* Stored data:
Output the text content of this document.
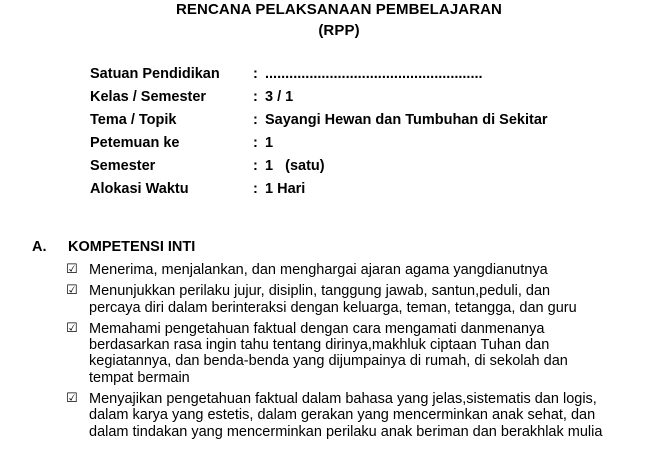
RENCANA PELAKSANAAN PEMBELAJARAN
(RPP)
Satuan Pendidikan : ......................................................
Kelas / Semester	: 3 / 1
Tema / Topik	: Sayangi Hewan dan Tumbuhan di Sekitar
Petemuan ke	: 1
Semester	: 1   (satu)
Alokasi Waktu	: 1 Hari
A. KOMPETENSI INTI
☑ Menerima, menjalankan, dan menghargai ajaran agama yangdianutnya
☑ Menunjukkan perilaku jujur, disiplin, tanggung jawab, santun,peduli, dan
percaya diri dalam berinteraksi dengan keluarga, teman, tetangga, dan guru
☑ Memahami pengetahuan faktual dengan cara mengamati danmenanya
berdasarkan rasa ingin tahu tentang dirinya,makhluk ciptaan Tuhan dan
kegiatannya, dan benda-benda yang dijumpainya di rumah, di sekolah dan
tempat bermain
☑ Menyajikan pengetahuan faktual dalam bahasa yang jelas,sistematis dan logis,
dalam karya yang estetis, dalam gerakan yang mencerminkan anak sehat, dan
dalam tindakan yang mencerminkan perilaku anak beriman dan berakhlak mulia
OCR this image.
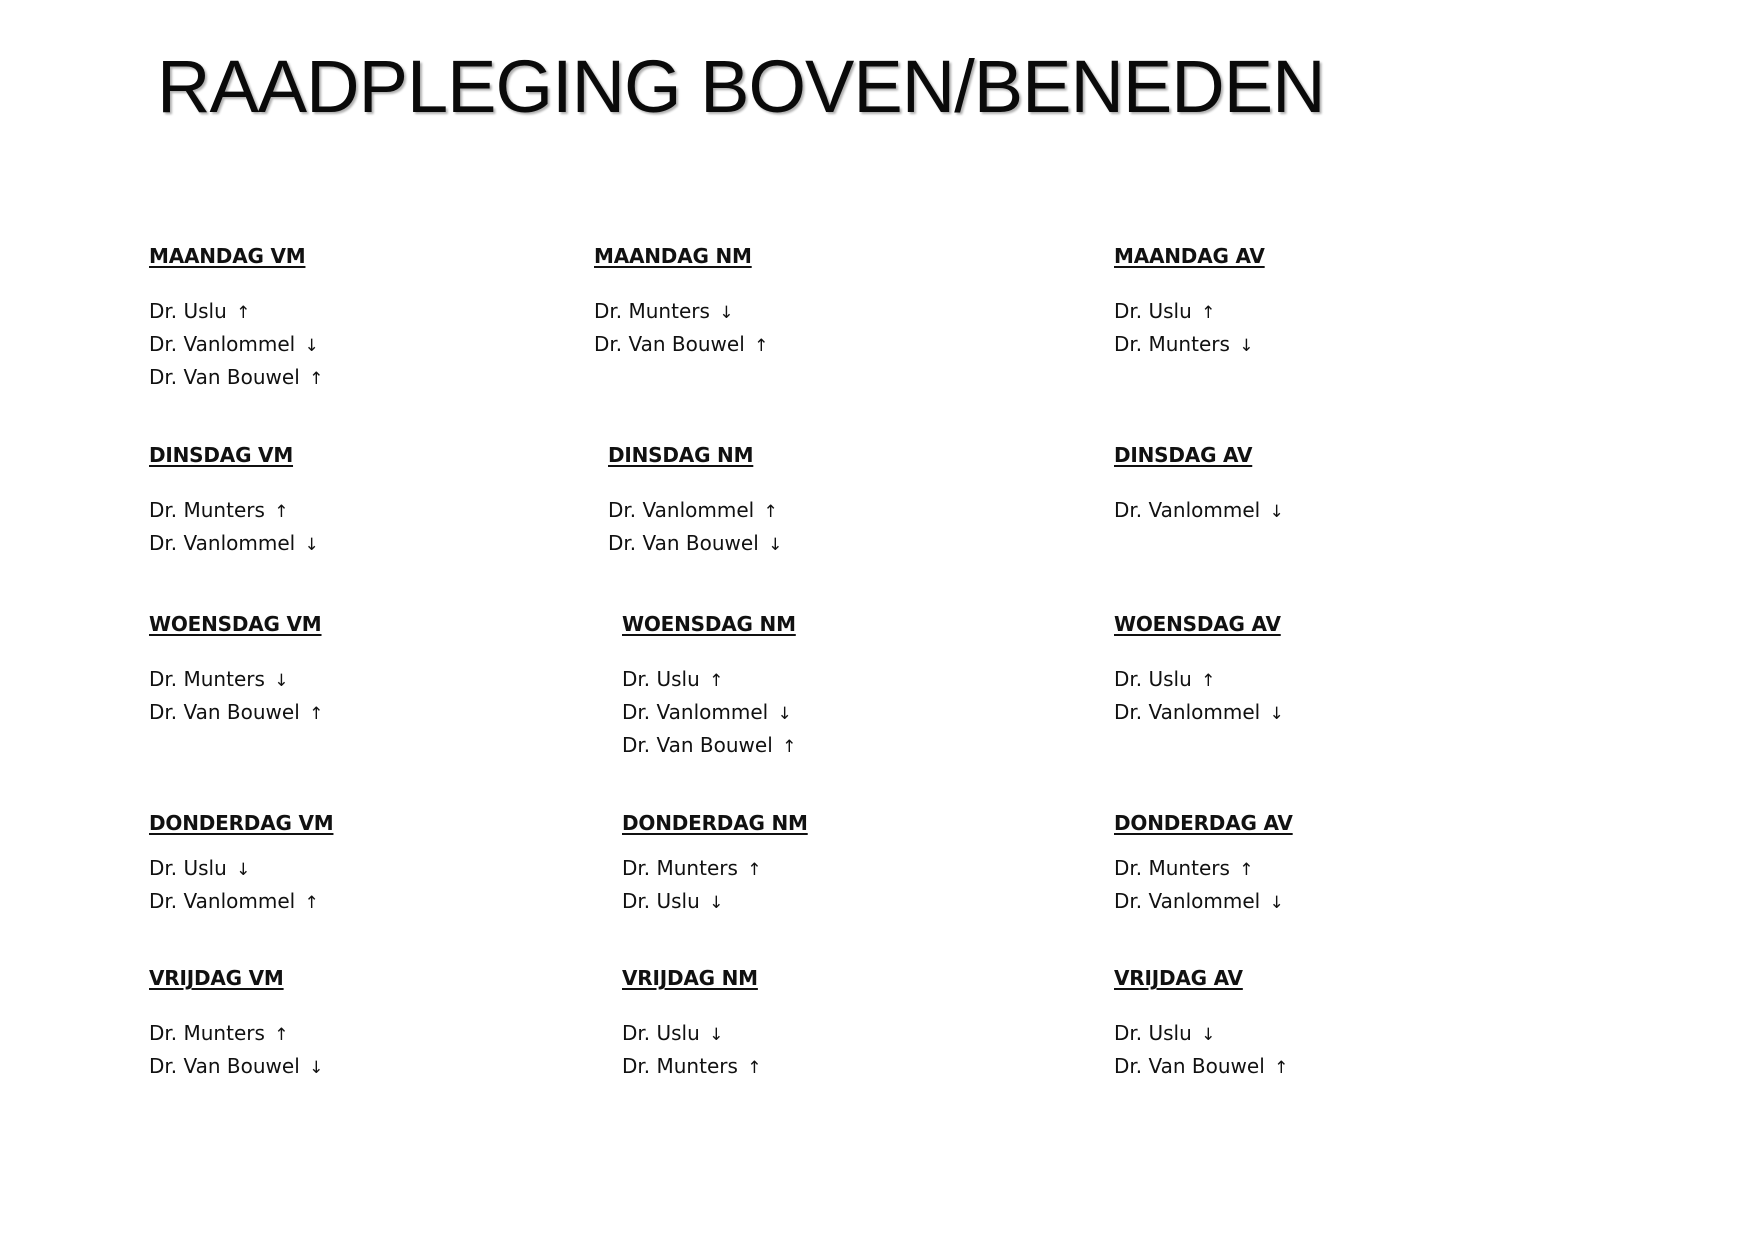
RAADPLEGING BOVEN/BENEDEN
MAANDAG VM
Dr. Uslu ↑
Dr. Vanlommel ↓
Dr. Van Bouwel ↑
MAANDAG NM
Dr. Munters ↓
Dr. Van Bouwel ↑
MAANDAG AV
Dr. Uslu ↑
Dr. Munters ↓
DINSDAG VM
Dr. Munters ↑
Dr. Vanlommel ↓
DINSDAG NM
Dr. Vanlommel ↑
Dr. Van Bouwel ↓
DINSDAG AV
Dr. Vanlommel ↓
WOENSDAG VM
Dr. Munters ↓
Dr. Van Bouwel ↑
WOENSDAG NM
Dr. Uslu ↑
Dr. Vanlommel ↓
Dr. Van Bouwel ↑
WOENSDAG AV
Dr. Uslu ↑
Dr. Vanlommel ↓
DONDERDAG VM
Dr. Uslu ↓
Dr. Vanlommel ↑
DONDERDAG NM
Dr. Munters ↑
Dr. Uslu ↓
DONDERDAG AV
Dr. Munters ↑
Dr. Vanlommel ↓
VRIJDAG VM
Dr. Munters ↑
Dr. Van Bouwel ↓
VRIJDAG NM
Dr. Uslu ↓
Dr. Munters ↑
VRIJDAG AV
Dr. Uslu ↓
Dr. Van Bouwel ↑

* Prompt: Using the records above, extract exactly and only the lines from the one with "OCR this image." through the final line, inclusive, leaving out pictures.

* Answer to the exercise:
OCR this image.
RAADPLEGING BOVEN/BENEDEN
MAANDAG VM
Dr. Uslu ↑
Dr. Vanlommel ↓
Dr. Van Bouwel ↑
MAANDAG NM
Dr. Munters ↓
Dr. Van Bouwel ↑
MAANDAG AV
Dr. Uslu ↑
Dr. Munters ↓
DINSDAG VM
Dr. Munters ↑
Dr. Vanlommel ↓
DINSDAG NM
Dr. Vanlommel ↑
Dr. Van Bouwel ↓
DINSDAG AV
Dr. Vanlommel ↓
WOENSDAG VM
Dr. Munters ↓
Dr. Van Bouwel ↑
WOENSDAG NM
Dr. Uslu ↑
Dr. Vanlommel ↓
Dr. Van Bouwel ↑
WOENSDAG AV
Dr. Uslu ↑
Dr. Vanlommel ↓
DONDERDAG VM
Dr. Uslu ↓
Dr. Vanlommel ↑
DONDERDAG NM
Dr. Munters ↑
Dr. Uslu ↓
DONDERDAG AV
Dr. Munters ↑
Dr. Vanlommel ↓
VRIJDAG VM
Dr. Munters ↑
Dr. Van Bouwel ↓
VRIJDAG NM
Dr. Uslu ↓
Dr. Munters ↑
VRIJDAG AV
Dr. Uslu ↓
Dr. Van Bouwel ↑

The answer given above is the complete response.